* BEGIN *

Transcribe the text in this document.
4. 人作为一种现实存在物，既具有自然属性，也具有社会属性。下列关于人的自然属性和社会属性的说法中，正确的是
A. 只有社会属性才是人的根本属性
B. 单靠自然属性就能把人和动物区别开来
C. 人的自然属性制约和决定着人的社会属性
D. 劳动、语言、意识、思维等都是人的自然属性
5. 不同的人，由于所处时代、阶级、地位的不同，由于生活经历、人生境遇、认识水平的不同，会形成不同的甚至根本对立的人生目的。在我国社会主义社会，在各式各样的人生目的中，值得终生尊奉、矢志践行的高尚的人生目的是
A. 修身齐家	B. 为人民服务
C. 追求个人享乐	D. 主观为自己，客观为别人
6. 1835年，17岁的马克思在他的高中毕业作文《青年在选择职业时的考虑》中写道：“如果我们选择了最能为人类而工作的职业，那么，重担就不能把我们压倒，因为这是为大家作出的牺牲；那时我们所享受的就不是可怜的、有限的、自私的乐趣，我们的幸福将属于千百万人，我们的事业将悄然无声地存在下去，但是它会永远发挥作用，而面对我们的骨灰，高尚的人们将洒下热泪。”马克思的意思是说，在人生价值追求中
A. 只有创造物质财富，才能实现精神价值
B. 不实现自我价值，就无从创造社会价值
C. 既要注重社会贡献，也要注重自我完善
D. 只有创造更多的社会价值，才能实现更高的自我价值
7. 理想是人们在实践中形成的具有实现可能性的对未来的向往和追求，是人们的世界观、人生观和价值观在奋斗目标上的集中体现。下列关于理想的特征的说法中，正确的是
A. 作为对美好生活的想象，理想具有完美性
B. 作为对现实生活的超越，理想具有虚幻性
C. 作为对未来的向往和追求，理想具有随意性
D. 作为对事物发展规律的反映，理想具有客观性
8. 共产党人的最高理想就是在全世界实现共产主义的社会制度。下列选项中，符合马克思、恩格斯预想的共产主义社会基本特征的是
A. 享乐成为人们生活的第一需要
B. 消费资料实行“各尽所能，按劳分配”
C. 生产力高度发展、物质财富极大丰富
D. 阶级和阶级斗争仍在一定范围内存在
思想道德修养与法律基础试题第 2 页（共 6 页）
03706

* END *

__Directions__.
Print the records once more, exactly as they were given.

__Task solution__.
Transcribe the text in this document.
4. 人作为一种现实存在物，既具有自然属性，也具有社会属性。下列关于人的自然属性和社会属性的说法中，正确的是
A. 只有社会属性才是人的根本属性
B. 单靠自然属性就能把人和动物区别开来
C. 人的自然属性制约和决定着人的社会属性
D. 劳动、语言、意识、思维等都是人的自然属性
5. 不同的人，由于所处时代、阶级、地位的不同，由于生活经历、人生境遇、认识水平的不同，会形成不同的甚至根本对立的人生目的。在我国社会主义社会，在各式各样的人生目的中，值得终生尊奉、矢志践行的高尚的人生目的是
A. 修身齐家	B. 为人民服务
C. 追求个人享乐	D. 主观为自己，客观为别人
6. 1835年，17岁的马克思在他的高中毕业作文《青年在选择职业时的考虑》中写道：“如果我们选择了最能为人类而工作的职业，那么，重担就不能把我们压倒，因为这是为大家作出的牺牲；那时我们所享受的就不是可怜的、有限的、自私的乐趣，我们的幸福将属于千百万人，我们的事业将悄然无声地存在下去，但是它会永远发挥作用，而面对我们的骨灰，高尚的人们将洒下热泪。”马克思的意思是说，在人生价值追求中
A. 只有创造物质财富，才能实现精神价值
B. 不实现自我价值，就无从创造社会价值
C. 既要注重社会贡献，也要注重自我完善
D. 只有创造更多的社会价值，才能实现更高的自我价值
7. 理想是人们在实践中形成的具有实现可能性的对未来的向往和追求，是人们的世界观、人生观和价值观在奋斗目标上的集中体现。下列关于理想的特征的说法中，正确的是
A. 作为对美好生活的想象，理想具有完美性
B. 作为对现实生活的超越，理想具有虚幻性
C. 作为对未来的向往和追求，理想具有随意性
D. 作为对事物发展规律的反映，理想具有客观性
8. 共产党人的最高理想就是在全世界实现共产主义的社会制度。下列选项中，符合马克思、恩格斯预想的共产主义社会基本特征的是
A. 享乐成为人们生活的第一需要
B. 消费资料实行“各尽所能，按劳分配”
C. 生产力高度发展、物质财富极大丰富
D. 阶级和阶级斗争仍在一定范围内存在
思想道德修养与法律基础试题第 2 页（共 6 页）
03706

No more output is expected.